- _WHAT TO PRODUCE_
Repeat the records verbatim and leave the pictures out of your copy.

-- EXTRACTED RECORDS start --

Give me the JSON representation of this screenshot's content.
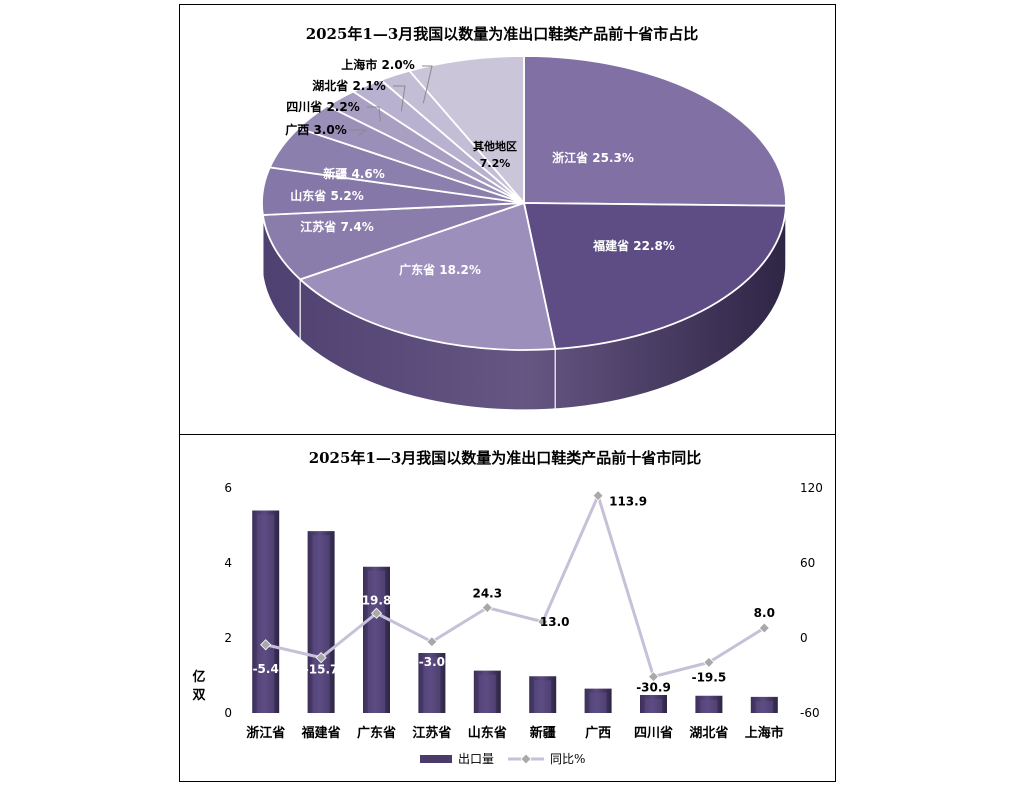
{
  "chart_data": [
    {
      "type": "pie",
      "title": "2025年1—3月我国以数量为准出口鞋类产品前十省市占比",
      "slices": [
        {
          "label": "浙江省",
          "value": 25.3,
          "display": "25.3%"
        },
        {
          "label": "福建省",
          "value": 22.8,
          "display": "22.8%"
        },
        {
          "label": "广东省",
          "value": 18.2,
          "display": "18.2%"
        },
        {
          "label": "江苏省",
          "value": 7.4,
          "display": "7.4%"
        },
        {
          "label": "山东省",
          "value": 5.2,
          "display": "5.2%"
        },
        {
          "label": "新疆",
          "value": 4.6,
          "display": "4.6%"
        },
        {
          "label": "广西",
          "value": 3.0,
          "display": "3.0%"
        },
        {
          "label": "四川省",
          "value": 2.2,
          "display": "2.2%"
        },
        {
          "label": "湖北省",
          "value": 2.1,
          "display": "2.1%"
        },
        {
          "label": "上海市",
          "value": 2.0,
          "display": "2.0%"
        },
        {
          "label": "其他地区",
          "value": 7.2,
          "display": "7.2%"
        }
      ],
      "colors": {
        "main": "#5a4a80",
        "light": "#c9c2d6",
        "dark": "#463a66"
      }
    },
    {
      "type": "bar",
      "title": "2025年1—3月我国以数量为准出口鞋类产品前十省市同比",
      "categories": [
        "浙江省",
        "福建省",
        "广东省",
        "江苏省",
        "山东省",
        "新疆",
        "广西",
        "四川省",
        "湖北省",
        "上海市"
      ],
      "series": [
        {
          "name": "出口量",
          "kind": "bar",
          "axis": "left",
          "values": [
            5.4,
            4.85,
            3.9,
            1.6,
            1.13,
            0.98,
            0.65,
            0.48,
            0.46,
            0.43
          ]
        },
        {
          "name": "同比%",
          "kind": "line",
          "axis": "right",
          "values": [
            -5.4,
            -15.7,
            19.8,
            -3.0,
            24.3,
            13.0,
            113.9,
            -30.9,
            -19.5,
            8.0
          ],
          "labels": [
            "-5.4",
            "-15.7",
            "19.8",
            "-3.0",
            "24.3",
            "13.0",
            "113.9",
            "-30.9",
            "-19.5",
            "8.0"
          ]
        }
      ],
      "ylabel": "亿双",
      "ylim": [
        0,
        6
      ],
      "yticks": [
        "0",
        "2",
        "4",
        "6"
      ],
      "y2lim": [
        -60,
        120
      ],
      "y2ticks": [
        "-60",
        "0",
        "60",
        "120"
      ],
      "colors": {
        "bar": "#4a3b6b",
        "line": "#c7c0d8",
        "marker": "#a9a9a9"
      }
    }
  ]
}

-- EXTRACTED RECORDS end --

- _OUTPUT BELOW_
Give me the JSON representation of this screenshot's content.
{
  "chart_data": [
    {
      "type": "pie",
      "title": "2025年1—3月我国以数量为准出口鞋类产品前十省市占比",
      "slices": [
        {
          "label": "浙江省",
          "value": 25.3,
          "display": "25.3%"
        },
        {
          "label": "福建省",
          "value": 22.8,
          "display": "22.8%"
        },
        {
          "label": "广东省",
          "value": 18.2,
          "display": "18.2%"
        },
        {
          "label": "江苏省",
          "value": 7.4,
          "display": "7.4%"
        },
        {
          "label": "山东省",
          "value": 5.2,
          "display": "5.2%"
        },
        {
          "label": "新疆",
          "value": 4.6,
          "display": "4.6%"
        },
        {
          "label": "广西",
          "value": 3.0,
          "display": "3.0%"
        },
        {
          "label": "四川省",
          "value": 2.2,
          "display": "2.2%"
        },
        {
          "label": "湖北省",
          "value": 2.1,
          "display": "2.1%"
        },
        {
          "label": "上海市",
          "value": 2.0,
          "display": "2.0%"
        },
        {
          "label": "其他地区",
          "value": 7.2,
          "display": "7.2%"
        }
      ],
      "colors": {
        "main": "#5a4a80",
        "light": "#c9c2d6",
        "dark": "#463a66"
      }
    },
    {
      "type": "bar",
      "title": "2025年1—3月我国以数量为准出口鞋类产品前十省市同比",
      "categories": [
        "浙江省",
        "福建省",
        "广东省",
        "江苏省",
        "山东省",
        "新疆",
        "广西",
        "四川省",
        "湖北省",
        "上海市"
      ],
      "series": [
        {
          "name": "出口量",
          "kind": "bar",
          "axis": "left",
          "values": [
            5.4,
            4.85,
            3.9,
            1.6,
            1.13,
            0.98,
            0.65,
            0.48,
            0.46,
            0.43
          ]
        },
        {
          "name": "同比%",
          "kind": "line",
          "axis": "right",
          "values": [
            -5.4,
            -15.7,
            19.8,
            -3.0,
            24.3,
            13.0,
            113.9,
            -30.9,
            -19.5,
            8.0
          ],
          "labels": [
            "-5.4",
            "-15.7",
            "19.8",
            "-3.0",
            "24.3",
            "13.0",
            "113.9",
            "-30.9",
            "-19.5",
            "8.0"
          ]
        }
      ],
      "ylabel": "亿双",
      "ylim": [
        0,
        6
      ],
      "yticks": [
        "0",
        "2",
        "4",
        "6"
      ],
      "y2lim": [
        -60,
        120
      ],
      "y2ticks": [
        "-60",
        "0",
        "60",
        "120"
      ],
      "colors": {
        "bar": "#4a3b6b",
        "line": "#c7c0d8",
        "marker": "#a9a9a9"
      }
    }
  ]
}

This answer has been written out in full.